- **Written request**: Go through the records and copy each line where the word "communication" occurs.

Source records
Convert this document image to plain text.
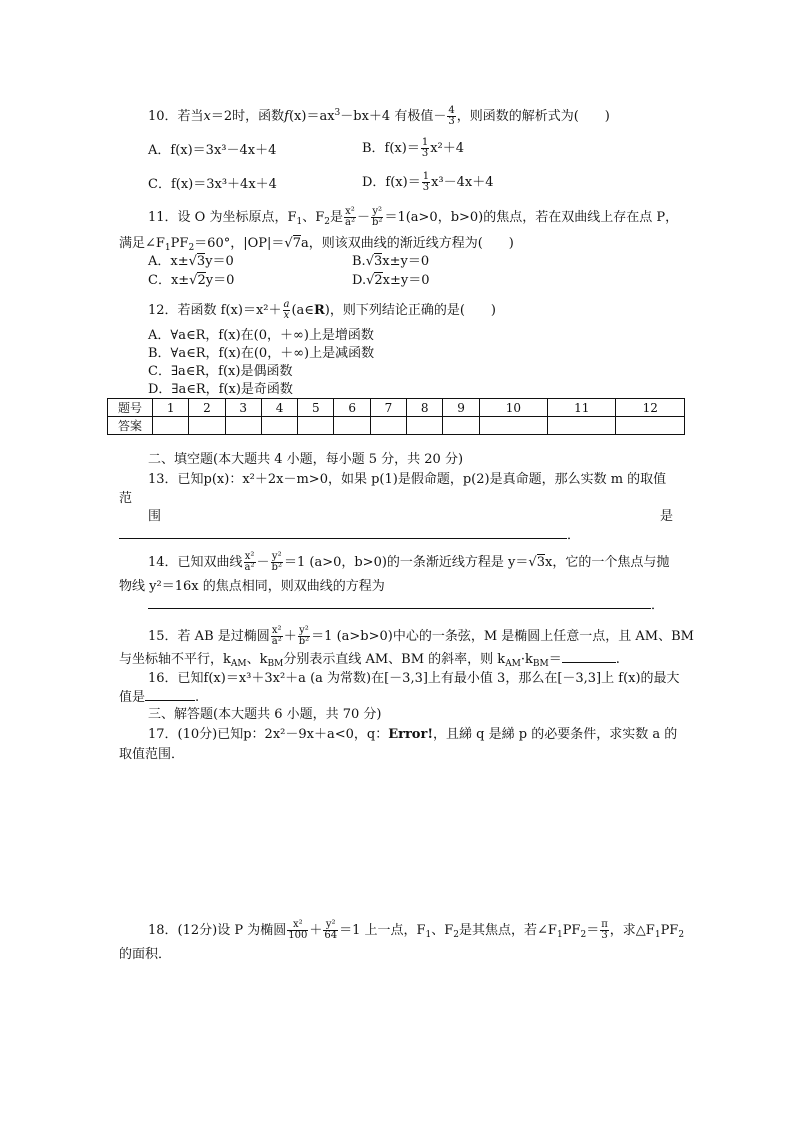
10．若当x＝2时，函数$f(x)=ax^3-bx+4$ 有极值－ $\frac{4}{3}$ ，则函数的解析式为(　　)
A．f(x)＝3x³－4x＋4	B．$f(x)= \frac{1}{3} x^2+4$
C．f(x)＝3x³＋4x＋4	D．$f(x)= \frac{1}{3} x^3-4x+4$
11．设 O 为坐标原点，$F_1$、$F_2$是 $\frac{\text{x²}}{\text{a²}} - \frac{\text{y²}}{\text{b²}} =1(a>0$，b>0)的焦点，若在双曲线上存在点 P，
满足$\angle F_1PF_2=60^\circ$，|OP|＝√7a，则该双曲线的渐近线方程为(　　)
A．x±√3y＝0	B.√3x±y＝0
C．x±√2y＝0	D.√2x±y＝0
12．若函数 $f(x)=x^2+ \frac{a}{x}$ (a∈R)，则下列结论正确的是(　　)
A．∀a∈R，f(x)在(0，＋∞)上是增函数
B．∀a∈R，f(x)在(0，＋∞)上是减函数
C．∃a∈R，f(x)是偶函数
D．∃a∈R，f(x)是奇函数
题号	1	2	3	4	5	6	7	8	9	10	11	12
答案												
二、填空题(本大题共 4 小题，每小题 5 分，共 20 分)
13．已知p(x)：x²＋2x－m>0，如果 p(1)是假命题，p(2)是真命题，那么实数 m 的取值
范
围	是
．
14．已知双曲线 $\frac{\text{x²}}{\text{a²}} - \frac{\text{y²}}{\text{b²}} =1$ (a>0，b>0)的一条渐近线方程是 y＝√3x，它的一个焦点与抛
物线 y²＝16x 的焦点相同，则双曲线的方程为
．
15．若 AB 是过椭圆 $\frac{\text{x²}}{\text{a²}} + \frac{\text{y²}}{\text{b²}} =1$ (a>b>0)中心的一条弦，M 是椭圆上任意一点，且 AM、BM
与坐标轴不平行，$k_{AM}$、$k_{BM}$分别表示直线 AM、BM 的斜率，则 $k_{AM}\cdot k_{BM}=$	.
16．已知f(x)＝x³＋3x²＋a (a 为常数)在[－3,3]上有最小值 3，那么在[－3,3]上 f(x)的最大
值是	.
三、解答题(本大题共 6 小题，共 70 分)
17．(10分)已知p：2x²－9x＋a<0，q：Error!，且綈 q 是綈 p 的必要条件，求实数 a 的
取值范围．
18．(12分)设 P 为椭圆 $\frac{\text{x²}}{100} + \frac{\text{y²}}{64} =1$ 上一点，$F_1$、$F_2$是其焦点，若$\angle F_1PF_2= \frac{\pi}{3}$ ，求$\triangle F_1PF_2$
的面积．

==

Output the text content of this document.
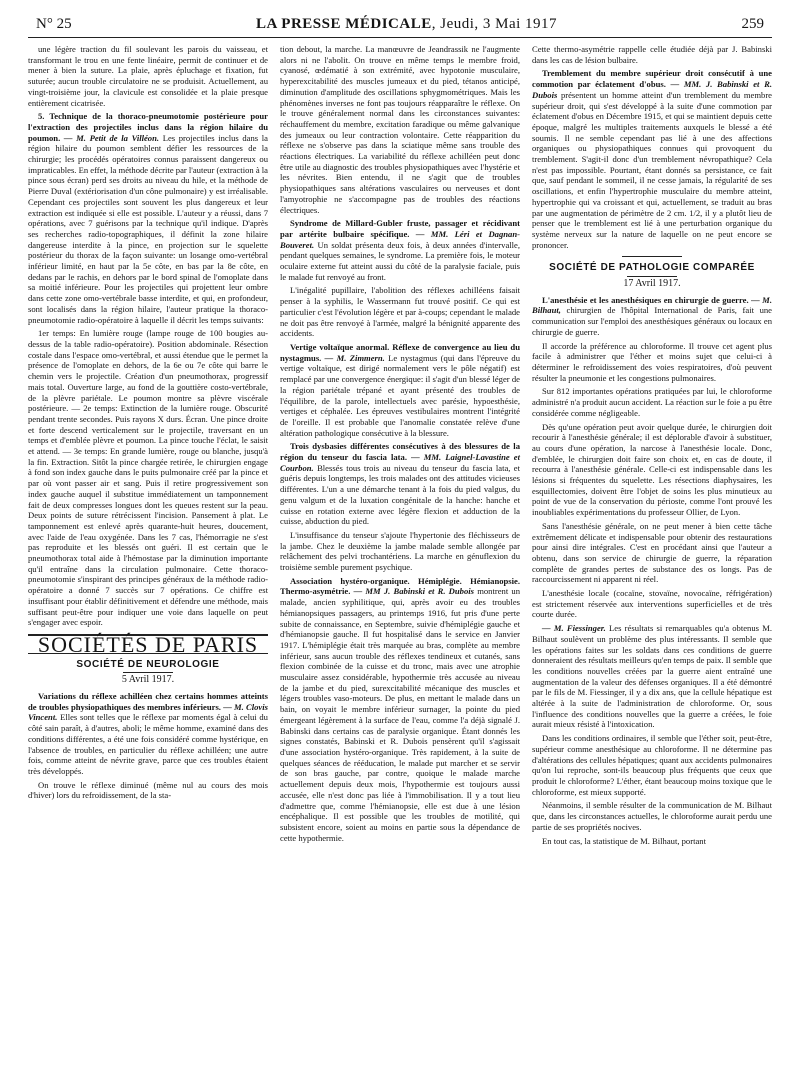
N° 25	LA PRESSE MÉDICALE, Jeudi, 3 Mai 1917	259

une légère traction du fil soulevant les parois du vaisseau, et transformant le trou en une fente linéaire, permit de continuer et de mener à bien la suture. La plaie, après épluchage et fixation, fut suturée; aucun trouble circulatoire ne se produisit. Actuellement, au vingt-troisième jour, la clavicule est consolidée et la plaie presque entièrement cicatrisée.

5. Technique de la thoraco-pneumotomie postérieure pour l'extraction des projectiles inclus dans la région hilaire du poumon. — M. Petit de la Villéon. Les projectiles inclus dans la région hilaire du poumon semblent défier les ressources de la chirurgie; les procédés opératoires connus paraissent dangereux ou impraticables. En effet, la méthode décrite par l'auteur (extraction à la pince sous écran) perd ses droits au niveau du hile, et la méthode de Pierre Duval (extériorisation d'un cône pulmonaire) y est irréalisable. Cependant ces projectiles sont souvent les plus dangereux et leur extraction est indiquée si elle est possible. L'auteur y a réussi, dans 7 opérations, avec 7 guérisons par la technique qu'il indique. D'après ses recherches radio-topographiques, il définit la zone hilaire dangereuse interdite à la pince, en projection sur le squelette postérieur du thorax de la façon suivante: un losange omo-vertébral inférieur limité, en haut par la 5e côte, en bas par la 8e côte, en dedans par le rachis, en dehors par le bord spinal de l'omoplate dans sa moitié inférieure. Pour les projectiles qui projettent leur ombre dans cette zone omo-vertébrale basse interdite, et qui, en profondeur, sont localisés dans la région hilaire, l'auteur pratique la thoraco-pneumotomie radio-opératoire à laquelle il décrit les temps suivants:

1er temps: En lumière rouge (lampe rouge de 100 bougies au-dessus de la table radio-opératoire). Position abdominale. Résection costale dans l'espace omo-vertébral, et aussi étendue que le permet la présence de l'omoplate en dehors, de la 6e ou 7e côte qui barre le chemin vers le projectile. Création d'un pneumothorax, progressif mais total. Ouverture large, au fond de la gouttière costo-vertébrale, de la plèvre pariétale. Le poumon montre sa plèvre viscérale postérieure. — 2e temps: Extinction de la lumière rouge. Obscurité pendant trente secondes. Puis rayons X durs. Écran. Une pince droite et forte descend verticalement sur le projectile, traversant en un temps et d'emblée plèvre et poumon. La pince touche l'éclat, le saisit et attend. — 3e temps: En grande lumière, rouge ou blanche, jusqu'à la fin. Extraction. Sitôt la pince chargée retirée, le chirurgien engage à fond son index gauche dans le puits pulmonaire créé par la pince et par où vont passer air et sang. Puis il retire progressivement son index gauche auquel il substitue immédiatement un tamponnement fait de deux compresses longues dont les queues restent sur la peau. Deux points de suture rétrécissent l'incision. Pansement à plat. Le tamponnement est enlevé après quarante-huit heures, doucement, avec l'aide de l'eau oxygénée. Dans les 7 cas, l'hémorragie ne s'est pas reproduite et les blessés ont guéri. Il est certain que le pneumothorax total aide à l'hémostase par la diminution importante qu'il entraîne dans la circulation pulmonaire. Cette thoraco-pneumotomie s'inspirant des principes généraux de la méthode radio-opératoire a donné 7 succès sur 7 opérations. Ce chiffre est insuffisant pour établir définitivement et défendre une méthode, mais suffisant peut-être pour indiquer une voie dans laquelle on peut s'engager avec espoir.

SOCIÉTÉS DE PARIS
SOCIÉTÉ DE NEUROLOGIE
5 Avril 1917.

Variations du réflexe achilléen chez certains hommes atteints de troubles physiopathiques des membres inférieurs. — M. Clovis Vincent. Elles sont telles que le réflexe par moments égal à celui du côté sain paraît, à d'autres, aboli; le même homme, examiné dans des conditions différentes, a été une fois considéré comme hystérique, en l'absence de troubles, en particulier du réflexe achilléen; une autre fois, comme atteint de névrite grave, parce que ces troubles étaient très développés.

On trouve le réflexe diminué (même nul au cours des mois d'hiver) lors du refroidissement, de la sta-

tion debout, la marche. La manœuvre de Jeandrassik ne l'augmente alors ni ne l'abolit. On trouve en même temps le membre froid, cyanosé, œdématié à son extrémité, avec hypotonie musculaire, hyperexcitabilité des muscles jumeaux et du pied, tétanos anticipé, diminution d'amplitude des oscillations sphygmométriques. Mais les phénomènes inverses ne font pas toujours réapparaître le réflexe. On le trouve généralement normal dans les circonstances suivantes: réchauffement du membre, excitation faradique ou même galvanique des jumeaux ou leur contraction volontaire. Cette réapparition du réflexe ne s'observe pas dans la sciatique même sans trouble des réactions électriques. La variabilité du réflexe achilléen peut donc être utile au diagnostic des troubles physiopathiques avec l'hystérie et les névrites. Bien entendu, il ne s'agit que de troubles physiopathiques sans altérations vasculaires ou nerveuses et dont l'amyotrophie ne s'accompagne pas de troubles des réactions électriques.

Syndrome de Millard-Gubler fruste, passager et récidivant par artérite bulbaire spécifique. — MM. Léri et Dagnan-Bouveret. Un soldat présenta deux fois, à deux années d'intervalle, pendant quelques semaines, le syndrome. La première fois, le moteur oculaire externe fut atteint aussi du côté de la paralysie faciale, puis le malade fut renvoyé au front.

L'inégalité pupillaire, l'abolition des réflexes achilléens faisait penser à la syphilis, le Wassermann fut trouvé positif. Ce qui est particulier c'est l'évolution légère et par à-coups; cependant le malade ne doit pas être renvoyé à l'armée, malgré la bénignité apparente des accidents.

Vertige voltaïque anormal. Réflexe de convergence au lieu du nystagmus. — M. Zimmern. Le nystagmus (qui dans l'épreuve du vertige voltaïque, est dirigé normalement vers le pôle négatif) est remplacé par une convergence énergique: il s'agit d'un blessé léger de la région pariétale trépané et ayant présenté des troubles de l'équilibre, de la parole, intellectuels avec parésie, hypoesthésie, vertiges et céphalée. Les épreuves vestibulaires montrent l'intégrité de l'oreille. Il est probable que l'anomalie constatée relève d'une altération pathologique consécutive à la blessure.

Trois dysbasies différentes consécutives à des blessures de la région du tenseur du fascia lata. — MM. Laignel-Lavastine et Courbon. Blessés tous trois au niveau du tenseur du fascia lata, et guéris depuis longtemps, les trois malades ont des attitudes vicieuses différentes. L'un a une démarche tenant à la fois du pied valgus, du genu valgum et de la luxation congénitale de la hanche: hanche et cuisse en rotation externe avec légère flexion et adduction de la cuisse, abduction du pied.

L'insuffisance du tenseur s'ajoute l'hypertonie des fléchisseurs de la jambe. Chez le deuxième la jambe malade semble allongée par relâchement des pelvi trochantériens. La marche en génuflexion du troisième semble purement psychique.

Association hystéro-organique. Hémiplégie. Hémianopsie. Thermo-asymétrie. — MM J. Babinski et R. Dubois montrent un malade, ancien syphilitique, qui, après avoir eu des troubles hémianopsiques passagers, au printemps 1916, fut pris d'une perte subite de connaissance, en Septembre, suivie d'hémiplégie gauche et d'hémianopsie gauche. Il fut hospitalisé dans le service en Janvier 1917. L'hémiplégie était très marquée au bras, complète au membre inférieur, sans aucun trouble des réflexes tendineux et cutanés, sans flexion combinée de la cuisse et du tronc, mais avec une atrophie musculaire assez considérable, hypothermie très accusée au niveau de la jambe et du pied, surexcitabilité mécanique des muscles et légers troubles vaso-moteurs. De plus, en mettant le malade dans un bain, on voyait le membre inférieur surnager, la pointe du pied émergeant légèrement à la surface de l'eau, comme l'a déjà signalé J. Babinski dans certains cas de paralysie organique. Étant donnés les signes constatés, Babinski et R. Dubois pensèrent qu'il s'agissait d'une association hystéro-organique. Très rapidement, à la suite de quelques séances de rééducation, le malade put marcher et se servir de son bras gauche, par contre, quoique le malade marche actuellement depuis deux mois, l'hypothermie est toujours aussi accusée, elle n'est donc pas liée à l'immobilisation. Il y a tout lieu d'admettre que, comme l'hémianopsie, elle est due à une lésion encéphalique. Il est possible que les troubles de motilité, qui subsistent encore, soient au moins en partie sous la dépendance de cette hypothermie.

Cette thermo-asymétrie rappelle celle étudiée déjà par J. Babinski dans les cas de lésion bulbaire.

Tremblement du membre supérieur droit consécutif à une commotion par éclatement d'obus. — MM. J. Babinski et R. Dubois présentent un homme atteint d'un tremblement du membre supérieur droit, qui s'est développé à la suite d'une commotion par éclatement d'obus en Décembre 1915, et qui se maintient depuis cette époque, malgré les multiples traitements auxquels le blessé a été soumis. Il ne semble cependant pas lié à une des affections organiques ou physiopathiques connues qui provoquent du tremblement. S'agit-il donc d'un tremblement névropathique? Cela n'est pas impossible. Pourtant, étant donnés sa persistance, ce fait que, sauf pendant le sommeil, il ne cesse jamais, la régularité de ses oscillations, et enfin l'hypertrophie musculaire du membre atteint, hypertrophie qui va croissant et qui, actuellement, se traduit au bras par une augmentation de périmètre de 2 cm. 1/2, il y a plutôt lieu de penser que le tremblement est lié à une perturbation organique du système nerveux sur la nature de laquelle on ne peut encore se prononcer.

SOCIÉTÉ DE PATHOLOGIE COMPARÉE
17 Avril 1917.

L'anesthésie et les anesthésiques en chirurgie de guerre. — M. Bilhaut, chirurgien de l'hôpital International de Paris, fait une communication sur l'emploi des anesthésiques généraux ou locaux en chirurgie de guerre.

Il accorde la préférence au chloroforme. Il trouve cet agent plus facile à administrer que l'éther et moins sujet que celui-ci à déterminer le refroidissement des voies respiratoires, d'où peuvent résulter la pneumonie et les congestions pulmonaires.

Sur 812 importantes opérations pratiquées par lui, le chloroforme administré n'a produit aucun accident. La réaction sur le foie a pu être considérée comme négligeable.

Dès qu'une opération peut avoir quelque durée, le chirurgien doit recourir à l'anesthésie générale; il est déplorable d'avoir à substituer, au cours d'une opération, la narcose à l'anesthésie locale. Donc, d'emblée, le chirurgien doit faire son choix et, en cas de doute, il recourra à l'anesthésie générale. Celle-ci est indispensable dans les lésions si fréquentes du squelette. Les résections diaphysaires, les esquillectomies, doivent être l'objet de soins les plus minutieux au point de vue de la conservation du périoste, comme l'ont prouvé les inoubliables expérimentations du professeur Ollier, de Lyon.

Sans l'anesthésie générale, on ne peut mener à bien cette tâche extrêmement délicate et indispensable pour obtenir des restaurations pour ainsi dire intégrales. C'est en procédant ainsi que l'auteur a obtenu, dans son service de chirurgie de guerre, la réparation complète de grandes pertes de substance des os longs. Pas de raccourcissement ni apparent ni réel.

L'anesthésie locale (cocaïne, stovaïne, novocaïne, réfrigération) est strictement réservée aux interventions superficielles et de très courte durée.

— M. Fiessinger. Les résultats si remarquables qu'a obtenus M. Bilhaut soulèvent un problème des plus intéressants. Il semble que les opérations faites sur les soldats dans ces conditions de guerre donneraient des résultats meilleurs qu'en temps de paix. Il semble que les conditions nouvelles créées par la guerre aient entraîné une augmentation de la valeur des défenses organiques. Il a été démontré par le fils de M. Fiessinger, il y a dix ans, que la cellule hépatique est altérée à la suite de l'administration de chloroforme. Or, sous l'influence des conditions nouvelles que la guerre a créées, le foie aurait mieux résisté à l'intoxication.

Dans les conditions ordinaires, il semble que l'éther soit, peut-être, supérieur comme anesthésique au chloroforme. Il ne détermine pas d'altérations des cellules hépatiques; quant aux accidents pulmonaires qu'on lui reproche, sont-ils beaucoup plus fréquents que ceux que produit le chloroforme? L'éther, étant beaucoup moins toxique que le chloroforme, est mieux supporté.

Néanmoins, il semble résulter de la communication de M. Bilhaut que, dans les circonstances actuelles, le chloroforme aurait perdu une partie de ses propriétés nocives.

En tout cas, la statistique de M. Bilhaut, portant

---

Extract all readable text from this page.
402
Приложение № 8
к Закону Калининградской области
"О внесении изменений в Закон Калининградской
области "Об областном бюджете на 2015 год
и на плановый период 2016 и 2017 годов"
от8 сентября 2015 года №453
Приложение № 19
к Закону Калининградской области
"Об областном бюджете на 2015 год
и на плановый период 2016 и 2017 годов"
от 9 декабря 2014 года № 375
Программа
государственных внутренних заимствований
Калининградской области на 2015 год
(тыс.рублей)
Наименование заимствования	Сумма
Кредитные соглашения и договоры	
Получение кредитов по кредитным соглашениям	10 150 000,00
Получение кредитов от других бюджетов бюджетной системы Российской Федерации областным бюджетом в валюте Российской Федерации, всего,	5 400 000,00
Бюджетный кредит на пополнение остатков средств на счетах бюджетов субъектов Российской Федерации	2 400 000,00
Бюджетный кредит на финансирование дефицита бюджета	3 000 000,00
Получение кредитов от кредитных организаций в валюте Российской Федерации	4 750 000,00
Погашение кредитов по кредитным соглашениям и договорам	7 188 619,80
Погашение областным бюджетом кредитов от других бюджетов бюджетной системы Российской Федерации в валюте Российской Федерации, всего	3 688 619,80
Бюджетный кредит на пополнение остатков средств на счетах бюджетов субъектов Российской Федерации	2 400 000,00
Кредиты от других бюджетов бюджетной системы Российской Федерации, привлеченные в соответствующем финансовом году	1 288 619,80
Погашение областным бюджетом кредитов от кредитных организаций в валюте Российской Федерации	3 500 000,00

- **The response**:
L'anesthésie et les anesthésiques en chirurgie de guerre. — M. Bilhaut, chirurgien de l'hôpital International de Paris, fait une communication sur l'emploi des anesthésiques généraux ou locaux en chirurgie de guerre.
Néanmoins, il semble résulter de la communication de M. Bilhaut que, dans les circonstances actuelles, le chloroforme aurait perdu une partie de ses propriétés nocives.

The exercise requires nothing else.